Goal ->
Where the data below has the string "دراین", return the whole line.

───── Input for this task

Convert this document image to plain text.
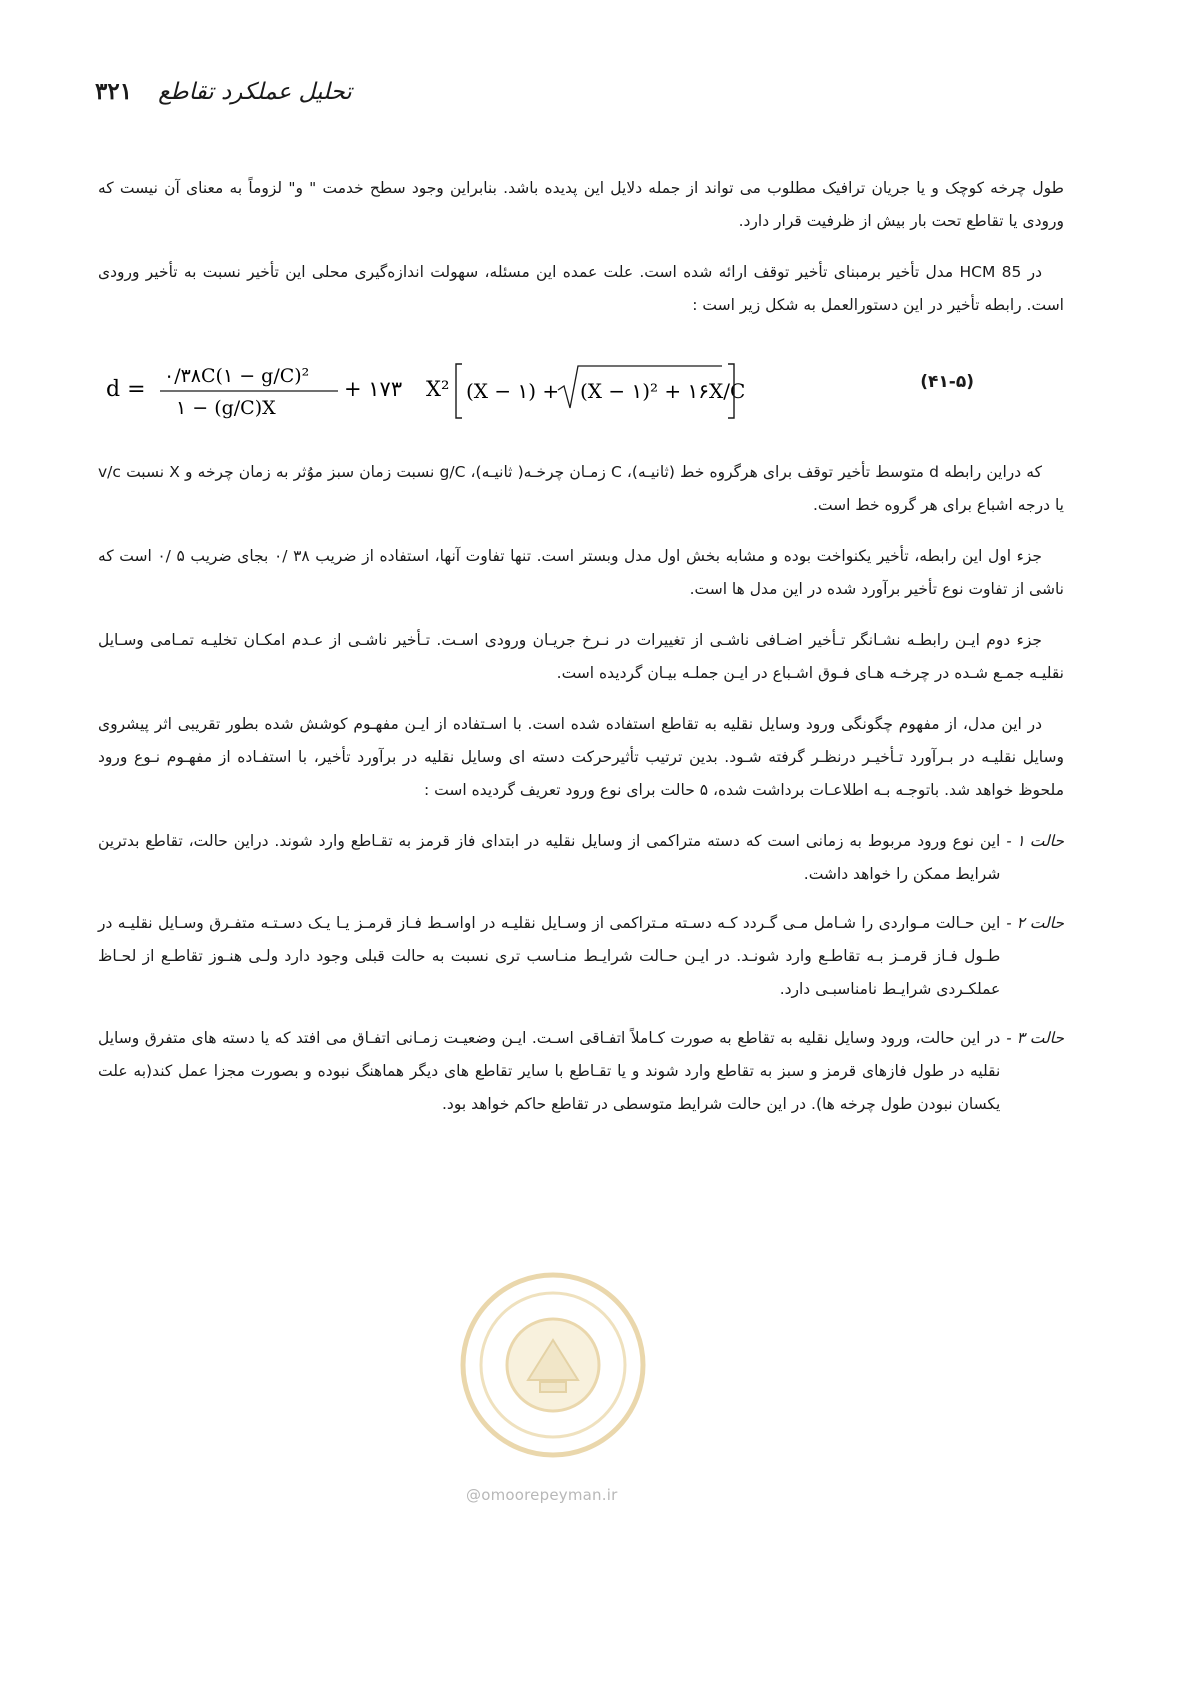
۳۲۱ تحلیل عملکرد تقاطع

طول چرخه کوچک و یا جریان ترافیک مطلوب می تواند از جمله دلایل این پدیده باشد. بنابراین وجود سطح خدمت " و" لزوماً به معنای آن نیست که ورودی یا تقاطع تحت بار بیش از ظرفیت قرار دارد.

در HCM 85 مدل تأخیر برمبنای تأخیر توقف ارائه شده است. علت عمده این مسئله، سهولت اندازه‌گیری محلی این تأخیر نسبت به تأخیر ورودی است. رابطه تأخیر در این دستورالعمل به شکل زیر است :

d =
۰/۳۸C(۱ − g/C)²
۱ − (g/C)X
+ ۱۷۳ X² (X − ۱) + (X − ۱)² + ۱۶X/C	(۴۱-۵)

که دراین رابطه d متوسط تأخیر توقف برای هرگروه خط (ثانیـه)، C زمـان چرخـه( ثانیـه)، g/C نسبت زمان سبز موُثر به زمان چرخه و X نسبت v/c یا درجه اشباع برای هر گروه خط است.

جزء اول این رابطه، تأخیر یکنواخت بوده و مشابه بخش اول مدل وبستر است. تنها تفاوت آنها، استفاده از ضریب ۳۸ /۰ بجای ضریب ۵ /۰ است که ناشی از تفاوت نوع تأخیر برآورد شده در این مدل ها است.

جزء دوم ایـن رابطـه نشـانگر تـأخیر اضـافی ناشـی از تغییرات در نـرخ جریـان ورودی اسـت. تـأخیر ناشـی از عـدم امکـان تخلیـه تمـامی وسـایل نقلیـه جمـع شـده در چرخـه هـای فـوق اشـباع در ایـن جملـه بیـان گردیده است.

در این مدل، از مفهوم چگونگی ورود وسایل نقلیه به تقاطع استفاده شده است. با اسـتفاده از ایـن مفهـوم کوشش شده بطور تقریبی اثر پیشروی وسایل نقلیـه در بـرآورد تـأخیـر درنظـر گرفته شـود. بدین ترتیب تأثیرحرکت دسته ای وسایل نقلیه در برآورد تأخیر، با استفـاده از مفهـوم نـوع ورود ملحوظ خواهد شد. باتوجـه بـه اطلاعـات برداشت شده، ۵ حالت برای نوع ورود تعریف گردیده است :

حالت ۱ -
این نوع ورود مربوط به زمانی است که دسته متراکمی از وسایل نقلیه در ابتدای فاز قرمز به تقـاطع وارد شوند. دراین حالت، تقاطع بدترین شرایط ممکن را خواهد داشت.
حالت ۲ -
این حـالت مـواردی را شـامل مـی گـردد کـه دسـته مـتراکمی از وسـایل نقلیـه در اواسـط فـاز قرمـز یـا یـک دسـتـه متفـرق وسـایل نقلیـه در طـول فـاز قرمـز بـه تقاطـع وارد شونـد. در ایـن حـالت شرایـط منـاسب تری نسبت به حالت قبلی وجود دارد ولـی هنـوز تقاطـع از لحـاظ عملکـردی شرایـط نامناسبـی دارد.
حالت ۳ -
در این حالت، ورود وسایل نقلیه به تقاطع به صورت کـاملاً اتفـاقی اسـت. ایـن وضعیـت زمـانی اتفـاق می افتد که یا دسته های متفرق وسایل نقلیه در طول فازهای قرمز و سبز به تقاطع وارد شوند و یا تقـاطع با سایر تقاطع های دیگر هماهنگ نبوده و بصورت مجزا عمل کند(به علت یکسان نبودن طول چرخه ها). در این حالت شرایط متوسطی در تقاطع حاکم خواهد بود.
@omoorepeyman.ir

──────────

Solution for this exercise ->
که دراین رابطه d متوسط تأخیر توقف برای هرگروه خط (ثانیـه)، C زمـان چرخـه( ثانیـه)، g/C نسبت زمان سبز موُثر به زمان چرخه و X نسبت v/c یا درجه اشباع برای هر گروه خط است.
این نوع ورود مربوط به زمانی است که دسته متراکمی از وسایل نقلیه در ابتدای فاز قرمز به تقـاطع وارد شوند. دراین حالت، تقاطع بدترین شرایط ممکن را خواهد داشت.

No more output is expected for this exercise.